■ Exercise
Find every line below that contains the word "from" and copy it out.

■ Records to process
■ ■ ■ ■
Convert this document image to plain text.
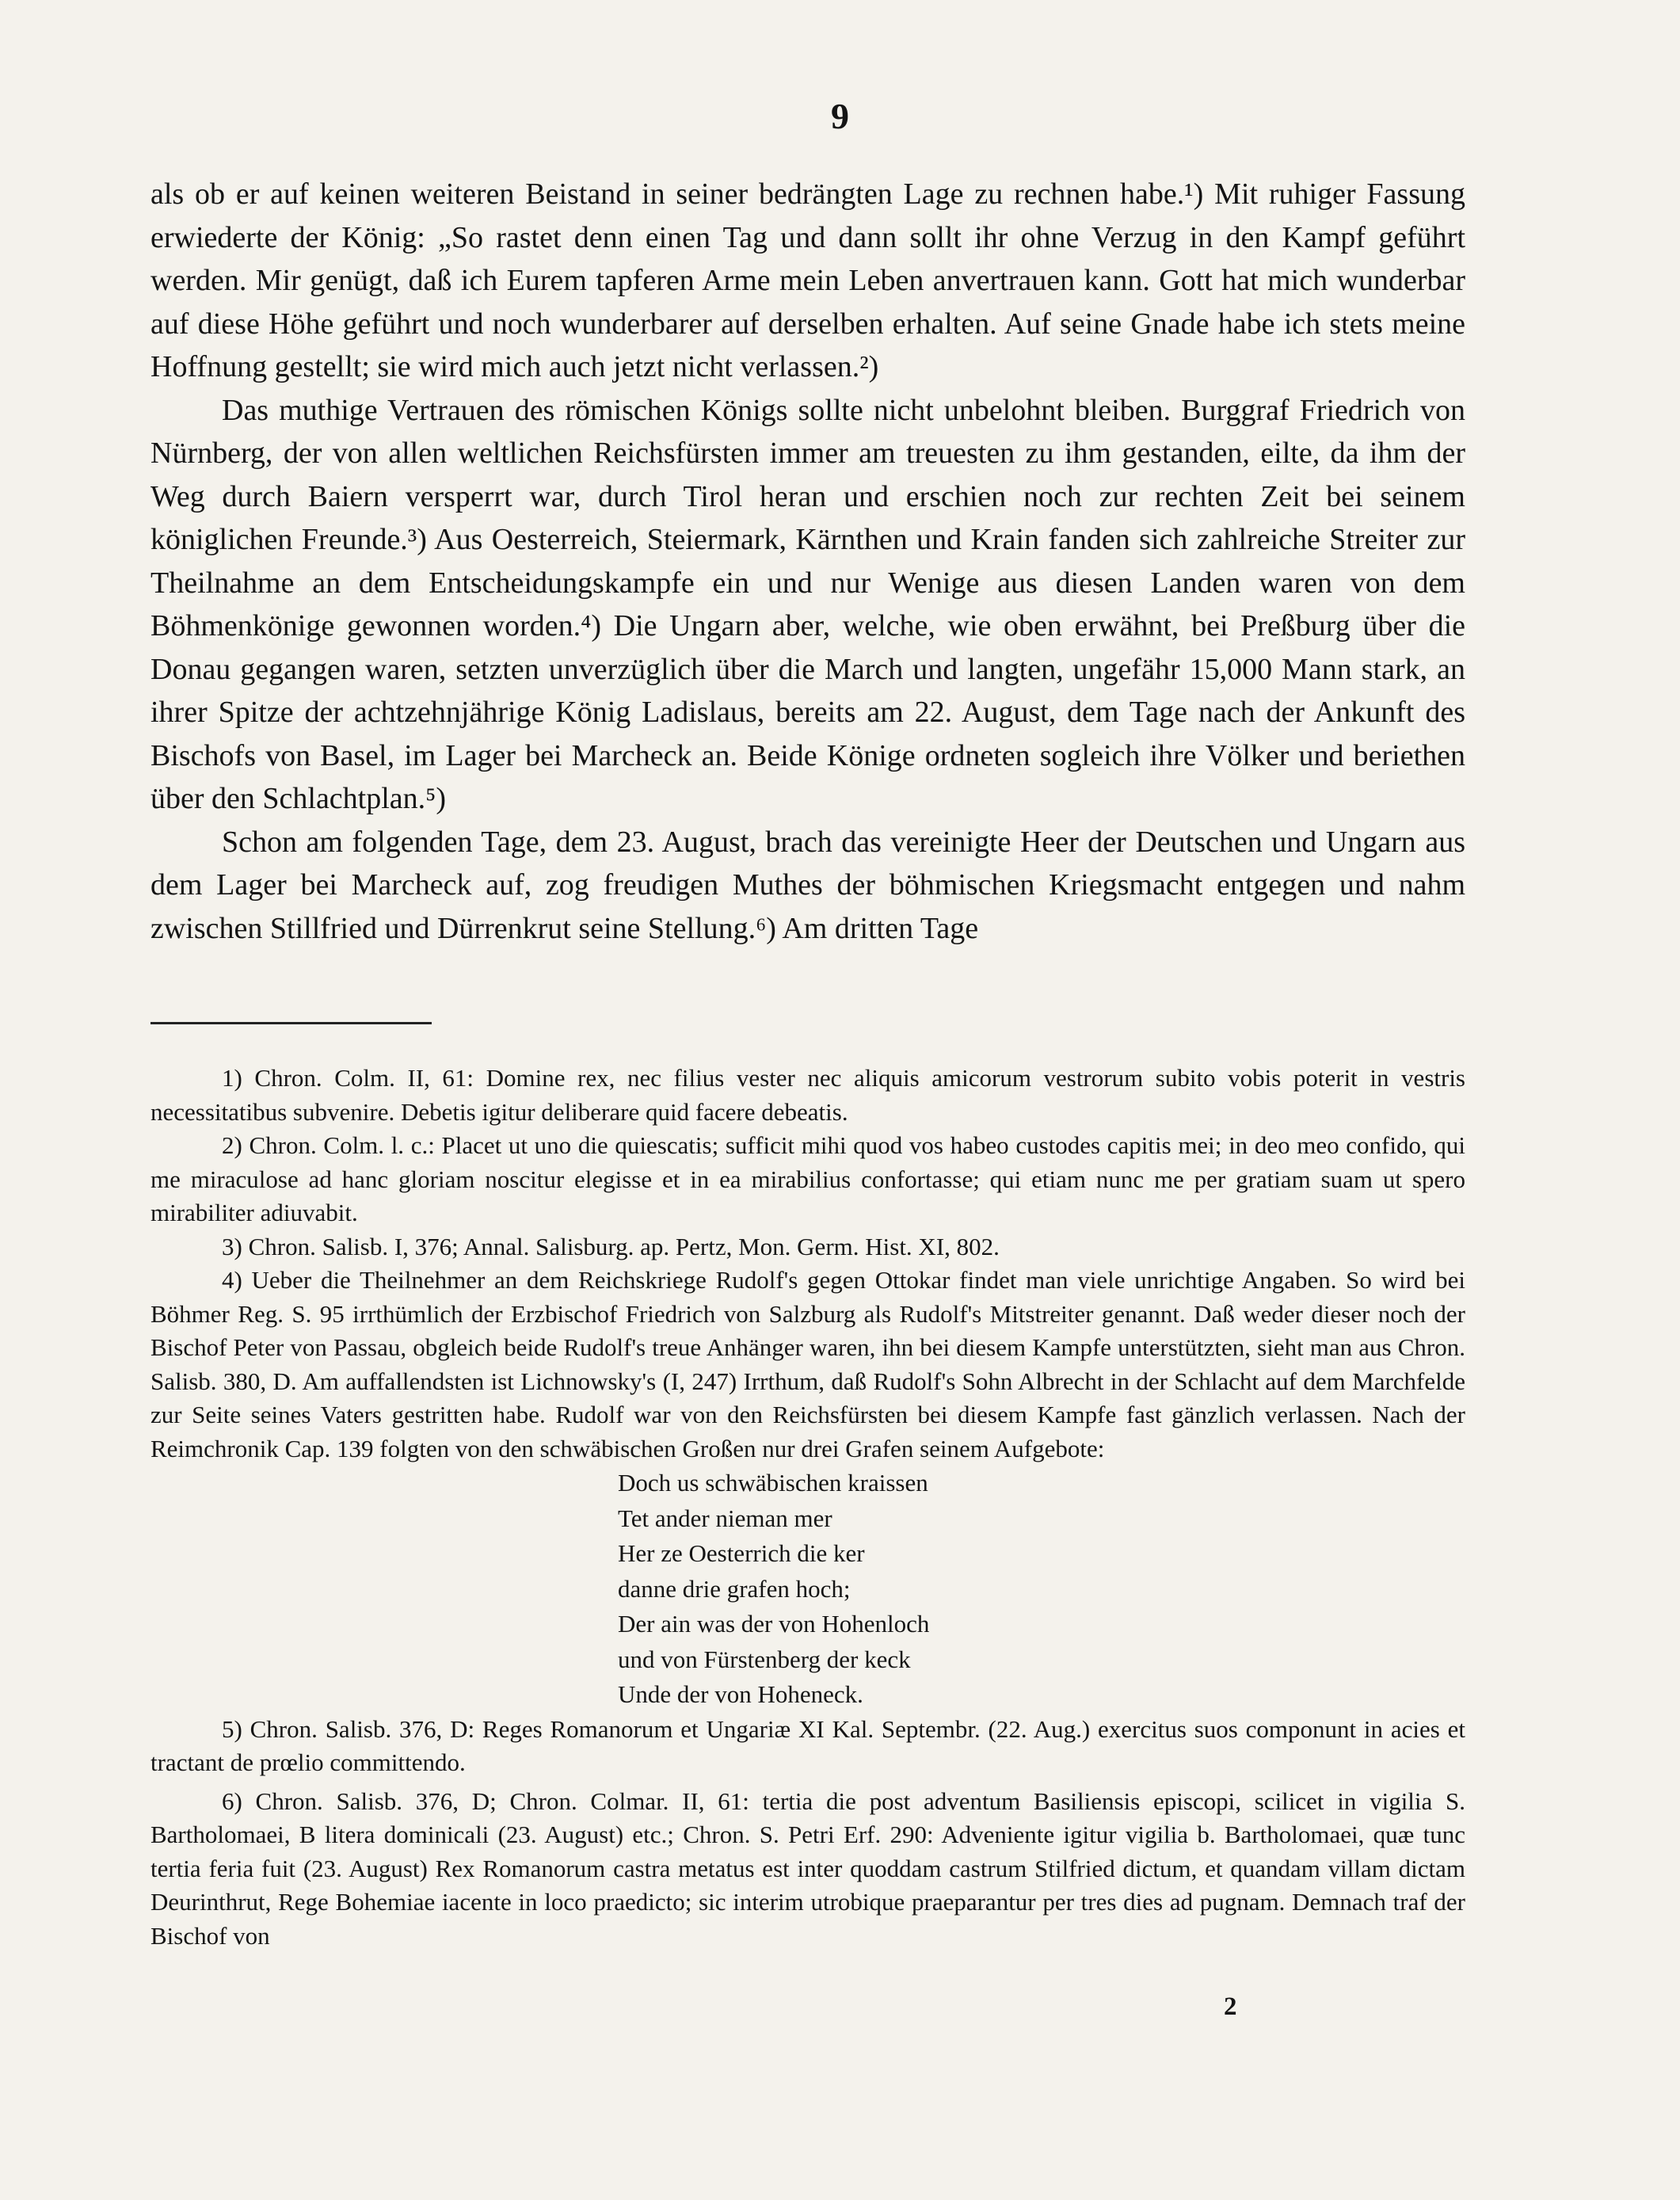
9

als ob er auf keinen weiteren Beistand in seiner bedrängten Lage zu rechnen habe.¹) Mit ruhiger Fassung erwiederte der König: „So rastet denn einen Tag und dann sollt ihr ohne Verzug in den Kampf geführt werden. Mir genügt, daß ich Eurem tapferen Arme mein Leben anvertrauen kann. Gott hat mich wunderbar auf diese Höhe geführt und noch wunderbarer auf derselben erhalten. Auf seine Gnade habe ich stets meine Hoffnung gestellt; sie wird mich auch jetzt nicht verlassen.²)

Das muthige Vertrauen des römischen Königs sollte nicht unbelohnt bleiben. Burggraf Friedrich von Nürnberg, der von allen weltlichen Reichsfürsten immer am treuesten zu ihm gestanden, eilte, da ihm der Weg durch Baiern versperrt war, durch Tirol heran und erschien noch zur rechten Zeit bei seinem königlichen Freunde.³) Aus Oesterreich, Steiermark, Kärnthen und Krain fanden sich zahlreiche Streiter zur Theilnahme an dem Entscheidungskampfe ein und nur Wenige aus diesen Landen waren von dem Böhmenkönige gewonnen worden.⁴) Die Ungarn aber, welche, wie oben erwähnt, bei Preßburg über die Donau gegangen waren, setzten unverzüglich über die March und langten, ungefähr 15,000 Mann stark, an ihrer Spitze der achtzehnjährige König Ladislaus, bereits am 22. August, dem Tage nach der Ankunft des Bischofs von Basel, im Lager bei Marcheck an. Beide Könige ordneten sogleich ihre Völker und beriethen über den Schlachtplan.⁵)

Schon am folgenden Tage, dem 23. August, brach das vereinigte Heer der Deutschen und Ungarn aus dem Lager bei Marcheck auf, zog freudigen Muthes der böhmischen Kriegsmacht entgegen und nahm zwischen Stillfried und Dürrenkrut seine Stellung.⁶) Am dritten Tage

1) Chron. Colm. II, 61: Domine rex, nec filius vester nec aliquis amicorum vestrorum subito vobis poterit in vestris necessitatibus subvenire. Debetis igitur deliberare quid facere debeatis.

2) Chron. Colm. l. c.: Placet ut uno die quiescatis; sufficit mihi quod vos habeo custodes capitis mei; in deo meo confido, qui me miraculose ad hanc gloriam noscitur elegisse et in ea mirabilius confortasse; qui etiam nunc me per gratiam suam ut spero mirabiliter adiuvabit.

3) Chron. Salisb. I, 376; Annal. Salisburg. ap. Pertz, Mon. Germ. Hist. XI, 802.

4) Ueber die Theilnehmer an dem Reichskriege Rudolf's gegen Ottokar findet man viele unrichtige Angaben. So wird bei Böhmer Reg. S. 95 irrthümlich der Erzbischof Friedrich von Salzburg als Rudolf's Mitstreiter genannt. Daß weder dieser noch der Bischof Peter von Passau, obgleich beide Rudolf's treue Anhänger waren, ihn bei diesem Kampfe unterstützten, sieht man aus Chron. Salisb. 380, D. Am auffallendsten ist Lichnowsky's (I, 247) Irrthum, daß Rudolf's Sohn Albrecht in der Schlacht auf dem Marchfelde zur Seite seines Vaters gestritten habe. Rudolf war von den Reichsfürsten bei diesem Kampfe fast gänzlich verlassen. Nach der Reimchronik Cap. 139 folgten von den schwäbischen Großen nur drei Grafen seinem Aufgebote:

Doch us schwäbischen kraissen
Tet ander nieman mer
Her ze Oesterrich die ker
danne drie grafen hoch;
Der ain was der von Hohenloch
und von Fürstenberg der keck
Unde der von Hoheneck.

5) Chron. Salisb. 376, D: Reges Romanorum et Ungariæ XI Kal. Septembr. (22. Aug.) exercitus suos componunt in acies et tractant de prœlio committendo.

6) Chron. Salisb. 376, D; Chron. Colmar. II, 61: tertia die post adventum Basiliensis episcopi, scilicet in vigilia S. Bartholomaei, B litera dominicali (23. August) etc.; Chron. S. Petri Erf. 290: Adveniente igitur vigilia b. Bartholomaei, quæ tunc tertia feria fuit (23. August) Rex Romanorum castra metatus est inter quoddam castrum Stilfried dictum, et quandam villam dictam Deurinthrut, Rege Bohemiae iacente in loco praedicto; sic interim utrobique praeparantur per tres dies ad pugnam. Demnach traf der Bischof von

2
■ ■ ■ ■
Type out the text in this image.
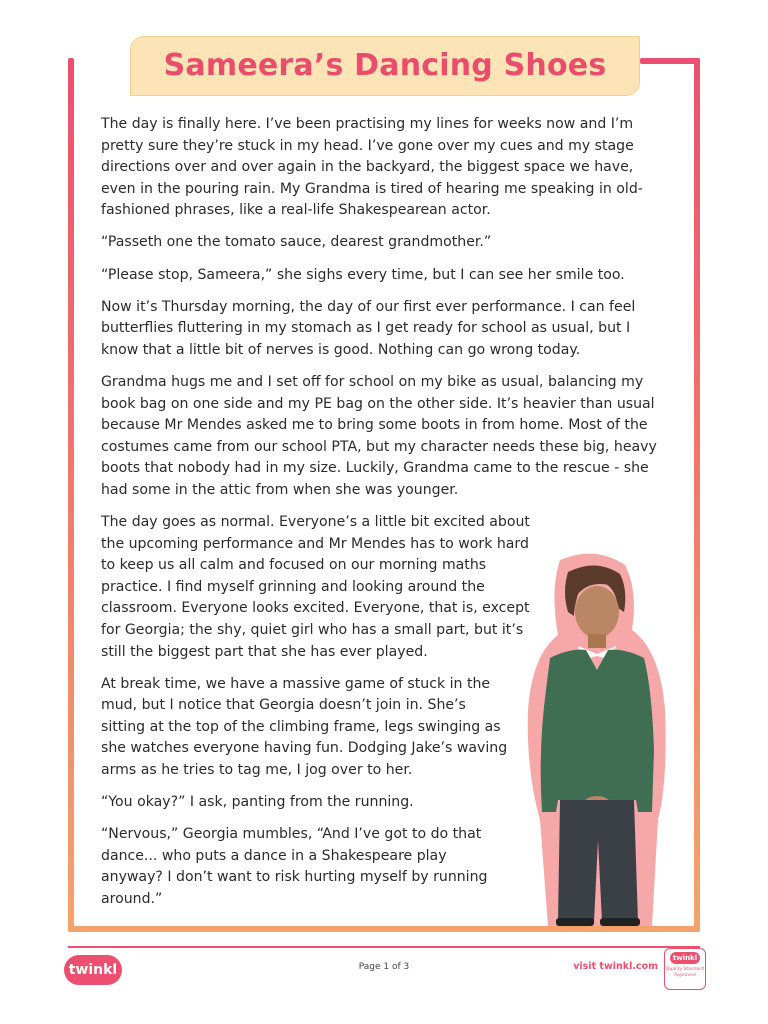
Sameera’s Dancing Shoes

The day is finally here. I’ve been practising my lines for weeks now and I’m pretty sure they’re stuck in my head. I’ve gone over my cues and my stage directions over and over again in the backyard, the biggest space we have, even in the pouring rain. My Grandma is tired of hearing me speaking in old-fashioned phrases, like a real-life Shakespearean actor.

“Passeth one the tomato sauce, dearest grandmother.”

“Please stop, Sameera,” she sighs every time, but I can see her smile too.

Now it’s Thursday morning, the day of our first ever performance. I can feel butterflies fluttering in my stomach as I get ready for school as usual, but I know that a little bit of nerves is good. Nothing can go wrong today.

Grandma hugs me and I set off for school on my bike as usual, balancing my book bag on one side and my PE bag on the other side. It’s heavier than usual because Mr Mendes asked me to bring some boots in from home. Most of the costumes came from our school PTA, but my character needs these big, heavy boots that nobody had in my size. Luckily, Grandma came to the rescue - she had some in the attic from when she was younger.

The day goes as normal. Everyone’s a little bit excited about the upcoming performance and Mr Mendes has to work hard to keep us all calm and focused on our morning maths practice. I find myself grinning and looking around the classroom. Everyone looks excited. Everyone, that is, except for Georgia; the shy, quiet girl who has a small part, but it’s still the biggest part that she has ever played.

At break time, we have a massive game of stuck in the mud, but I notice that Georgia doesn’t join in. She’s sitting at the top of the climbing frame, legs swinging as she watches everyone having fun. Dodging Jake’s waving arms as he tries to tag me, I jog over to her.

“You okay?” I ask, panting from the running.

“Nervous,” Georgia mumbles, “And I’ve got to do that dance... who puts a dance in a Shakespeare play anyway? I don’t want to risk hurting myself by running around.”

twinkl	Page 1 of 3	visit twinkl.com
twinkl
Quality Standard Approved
■ ■ ■ ■
■ Answer in full
Grandma hugs me and I set off for school on my bike as usual, balancing my book bag on one side and my PE bag on the other side. It’s heavier than usual because Mr Mendes asked me to bring some boots in from home. Most of the costumes came from our school PTA, but my character needs these big, heavy boots that nobody had in my size. Luckily, Grandma came to the rescue - she had some in the attic from when she was younger.
“You okay?” I ask, panting from the running.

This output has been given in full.